- DIRECTIONS FOR THIS TASK -
Could you write out every entry exactly as it stands?

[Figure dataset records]
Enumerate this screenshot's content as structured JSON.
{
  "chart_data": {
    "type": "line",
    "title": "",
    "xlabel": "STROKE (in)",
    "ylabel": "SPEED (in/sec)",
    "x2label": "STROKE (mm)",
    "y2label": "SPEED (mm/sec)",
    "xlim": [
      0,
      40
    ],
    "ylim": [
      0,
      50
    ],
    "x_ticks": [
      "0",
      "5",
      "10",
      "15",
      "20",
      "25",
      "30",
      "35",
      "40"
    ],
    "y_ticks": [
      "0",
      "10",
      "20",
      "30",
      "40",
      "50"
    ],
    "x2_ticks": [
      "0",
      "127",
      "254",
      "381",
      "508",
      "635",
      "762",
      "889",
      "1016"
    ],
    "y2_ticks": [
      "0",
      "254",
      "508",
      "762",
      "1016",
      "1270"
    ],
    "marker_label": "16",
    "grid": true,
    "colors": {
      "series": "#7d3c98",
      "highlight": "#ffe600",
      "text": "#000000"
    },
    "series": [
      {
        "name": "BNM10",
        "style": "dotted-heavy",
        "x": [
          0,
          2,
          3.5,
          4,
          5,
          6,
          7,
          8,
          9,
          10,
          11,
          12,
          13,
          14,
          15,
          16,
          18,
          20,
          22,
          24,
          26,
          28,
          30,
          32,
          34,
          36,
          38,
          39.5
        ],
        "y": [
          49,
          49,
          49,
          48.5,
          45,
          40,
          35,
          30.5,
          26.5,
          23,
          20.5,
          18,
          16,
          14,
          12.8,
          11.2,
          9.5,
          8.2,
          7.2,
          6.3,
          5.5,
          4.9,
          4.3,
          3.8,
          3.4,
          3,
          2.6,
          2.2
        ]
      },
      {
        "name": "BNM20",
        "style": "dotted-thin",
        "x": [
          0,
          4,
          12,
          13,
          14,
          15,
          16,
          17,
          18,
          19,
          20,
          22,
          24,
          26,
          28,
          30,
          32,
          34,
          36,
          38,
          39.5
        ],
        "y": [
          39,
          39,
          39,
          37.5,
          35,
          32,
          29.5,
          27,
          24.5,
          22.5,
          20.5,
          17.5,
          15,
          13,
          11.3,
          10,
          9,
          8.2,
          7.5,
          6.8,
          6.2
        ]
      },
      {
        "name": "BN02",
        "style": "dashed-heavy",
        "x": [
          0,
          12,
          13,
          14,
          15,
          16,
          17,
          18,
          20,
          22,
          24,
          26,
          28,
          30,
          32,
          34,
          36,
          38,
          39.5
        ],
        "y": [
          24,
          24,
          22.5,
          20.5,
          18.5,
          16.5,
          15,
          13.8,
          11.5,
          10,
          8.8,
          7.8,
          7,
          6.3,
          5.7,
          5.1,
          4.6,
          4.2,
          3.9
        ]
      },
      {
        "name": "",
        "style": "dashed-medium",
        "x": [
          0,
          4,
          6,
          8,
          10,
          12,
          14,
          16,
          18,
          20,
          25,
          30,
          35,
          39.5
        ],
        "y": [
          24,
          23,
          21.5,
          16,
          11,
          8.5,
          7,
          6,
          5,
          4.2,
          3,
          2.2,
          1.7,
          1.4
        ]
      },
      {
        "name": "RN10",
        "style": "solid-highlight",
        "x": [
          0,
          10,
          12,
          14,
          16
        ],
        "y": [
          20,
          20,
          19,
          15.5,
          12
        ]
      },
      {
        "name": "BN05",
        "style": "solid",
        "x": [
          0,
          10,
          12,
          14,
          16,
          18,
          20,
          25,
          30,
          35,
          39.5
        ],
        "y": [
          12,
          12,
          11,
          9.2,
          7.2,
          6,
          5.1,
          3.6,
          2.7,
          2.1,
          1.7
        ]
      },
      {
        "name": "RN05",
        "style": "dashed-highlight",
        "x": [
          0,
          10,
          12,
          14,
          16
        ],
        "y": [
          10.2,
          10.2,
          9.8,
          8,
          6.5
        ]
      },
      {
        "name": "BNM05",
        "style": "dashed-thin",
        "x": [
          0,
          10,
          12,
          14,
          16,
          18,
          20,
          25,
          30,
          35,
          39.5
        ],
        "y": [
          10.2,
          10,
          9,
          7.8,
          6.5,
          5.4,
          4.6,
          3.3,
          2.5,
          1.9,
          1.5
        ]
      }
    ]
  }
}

- OUTPUT FOR THIS EXERCISE -
Enumerate this screenshot's content as structured JSON.
{
  "chart_data": {
    "type": "line",
    "title": "",
    "xlabel": "STROKE (in)",
    "ylabel": "SPEED (in/sec)",
    "x2label": "STROKE (mm)",
    "y2label": "SPEED (mm/sec)",
    "xlim": [
      0,
      40
    ],
    "ylim": [
      0,
      50
    ],
    "x_ticks": [
      "0",
      "5",
      "10",
      "15",
      "20",
      "25",
      "30",
      "35",
      "40"
    ],
    "y_ticks": [
      "0",
      "10",
      "20",
      "30",
      "40",
      "50"
    ],
    "x2_ticks": [
      "0",
      "127",
      "254",
      "381",
      "508",
      "635",
      "762",
      "889",
      "1016"
    ],
    "y2_ticks": [
      "0",
      "254",
      "508",
      "762",
      "1016",
      "1270"
    ],
    "marker_label": "16",
    "grid": true,
    "colors": {
      "series": "#7d3c98",
      "highlight": "#ffe600",
      "text": "#000000"
    },
    "series": [
      {
        "name": "BNM10",
        "style": "dotted-heavy",
        "x": [
          0,
          2,
          3.5,
          4,
          5,
          6,
          7,
          8,
          9,
          10,
          11,
          12,
          13,
          14,
          15,
          16,
          18,
          20,
          22,
          24,
          26,
          28,
          30,
          32,
          34,
          36,
          38,
          39.5
        ],
        "y": [
          49,
          49,
          49,
          48.5,
          45,
          40,
          35,
          30.5,
          26.5,
          23,
          20.5,
          18,
          16,
          14,
          12.8,
          11.2,
          9.5,
          8.2,
          7.2,
          6.3,
          5.5,
          4.9,
          4.3,
          3.8,
          3.4,
          3,
          2.6,
          2.2
        ]
      },
      {
        "name": "BNM20",
        "style": "dotted-thin",
        "x": [
          0,
          4,
          12,
          13,
          14,
          15,
          16,
          17,
          18,
          19,
          20,
          22,
          24,
          26,
          28,
          30,
          32,
          34,
          36,
          38,
          39.5
        ],
        "y": [
          39,
          39,
          39,
          37.5,
          35,
          32,
          29.5,
          27,
          24.5,
          22.5,
          20.5,
          17.5,
          15,
          13,
          11.3,
          10,
          9,
          8.2,
          7.5,
          6.8,
          6.2
        ]
      },
      {
        "name": "BN02",
        "style": "dashed-heavy",
        "x": [
          0,
          12,
          13,
          14,
          15,
          16,
          17,
          18,
          20,
          22,
          24,
          26,
          28,
          30,
          32,
          34,
          36,
          38,
          39.5
        ],
        "y": [
          24,
          24,
          22.5,
          20.5,
          18.5,
          16.5,
          15,
          13.8,
          11.5,
          10,
          8.8,
          7.8,
          7,
          6.3,
          5.7,
          5.1,
          4.6,
          4.2,
          3.9
        ]
      },
      {
        "name": "",
        "style": "dashed-medium",
        "x": [
          0,
          4,
          6,
          8,
          10,
          12,
          14,
          16,
          18,
          20,
          25,
          30,
          35,
          39.5
        ],
        "y": [
          24,
          23,
          21.5,
          16,
          11,
          8.5,
          7,
          6,
          5,
          4.2,
          3,
          2.2,
          1.7,
          1.4
        ]
      },
      {
        "name": "RN10",
        "style": "solid-highlight",
        "x": [
          0,
          10,
          12,
          14,
          16
        ],
        "y": [
          20,
          20,
          19,
          15.5,
          12
        ]
      },
      {
        "name": "BN05",
        "style": "solid",
        "x": [
          0,
          10,
          12,
          14,
          16,
          18,
          20,
          25,
          30,
          35,
          39.5
        ],
        "y": [
          12,
          12,
          11,
          9.2,
          7.2,
          6,
          5.1,
          3.6,
          2.7,
          2.1,
          1.7
        ]
      },
      {
        "name": "RN05",
        "style": "dashed-highlight",
        "x": [
          0,
          10,
          12,
          14,
          16
        ],
        "y": [
          10.2,
          10.2,
          9.8,
          8,
          6.5
        ]
      },
      {
        "name": "BNM05",
        "style": "dashed-thin",
        "x": [
          0,
          10,
          12,
          14,
          16,
          18,
          20,
          25,
          30,
          35,
          39.5
        ],
        "y": [
          10.2,
          10,
          9,
          7.8,
          6.5,
          5.4,
          4.6,
          3.3,
          2.5,
          1.9,
          1.5
        ]
      }
    ]
  }
}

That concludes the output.